** EXTRACTED MATERIAL **
--

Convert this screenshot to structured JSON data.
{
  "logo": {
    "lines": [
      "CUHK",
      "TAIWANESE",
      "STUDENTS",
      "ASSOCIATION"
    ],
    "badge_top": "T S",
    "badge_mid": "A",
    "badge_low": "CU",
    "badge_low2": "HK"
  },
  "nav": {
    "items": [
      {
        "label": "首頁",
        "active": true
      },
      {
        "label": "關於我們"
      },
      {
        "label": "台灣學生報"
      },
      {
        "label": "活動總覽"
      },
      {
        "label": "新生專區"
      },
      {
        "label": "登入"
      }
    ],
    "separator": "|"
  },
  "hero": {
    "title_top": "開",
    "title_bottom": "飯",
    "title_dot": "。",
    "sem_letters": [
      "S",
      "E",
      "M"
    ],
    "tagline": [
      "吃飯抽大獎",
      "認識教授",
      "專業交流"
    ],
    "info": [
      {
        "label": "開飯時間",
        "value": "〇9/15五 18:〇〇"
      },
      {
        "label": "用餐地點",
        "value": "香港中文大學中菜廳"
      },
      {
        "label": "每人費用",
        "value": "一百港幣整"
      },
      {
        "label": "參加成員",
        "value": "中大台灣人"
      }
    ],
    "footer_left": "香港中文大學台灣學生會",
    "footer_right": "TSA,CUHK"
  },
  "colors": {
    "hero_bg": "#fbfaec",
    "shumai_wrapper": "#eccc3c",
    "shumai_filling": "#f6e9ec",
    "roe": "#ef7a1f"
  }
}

--

Your task is to repeat every entry exactly.

** THE RESULT **
Convert this screenshot to structured JSON data.
{
  "logo": {
    "lines": [
      "CUHK",
      "TAIWANESE",
      "STUDENTS",
      "ASSOCIATION"
    ],
    "badge_top": "T S",
    "badge_mid": "A",
    "badge_low": "CU",
    "badge_low2": "HK"
  },
  "nav": {
    "items": [
      {
        "label": "首頁",
        "active": true
      },
      {
        "label": "關於我們"
      },
      {
        "label": "台灣學生報"
      },
      {
        "label": "活動總覽"
      },
      {
        "label": "新生專區"
      },
      {
        "label": "登入"
      }
    ],
    "separator": "|"
  },
  "hero": {
    "title_top": "開",
    "title_bottom": "飯",
    "title_dot": "。",
    "sem_letters": [
      "S",
      "E",
      "M"
    ],
    "tagline": [
      "吃飯抽大獎",
      "認識教授",
      "專業交流"
    ],
    "info": [
      {
        "label": "開飯時間",
        "value": "〇9/15五 18:〇〇"
      },
      {
        "label": "用餐地點",
        "value": "香港中文大學中菜廳"
      },
      {
        "label": "每人費用",
        "value": "一百港幣整"
      },
      {
        "label": "參加成員",
        "value": "中大台灣人"
      }
    ],
    "footer_left": "香港中文大學台灣學生會",
    "footer_right": "TSA,CUHK"
  },
  "colors": {
    "hero_bg": "#fbfaec",
    "shumai_wrapper": "#eccc3c",
    "shumai_filling": "#f6e9ec",
    "roe": "#ef7a1f"
  }
}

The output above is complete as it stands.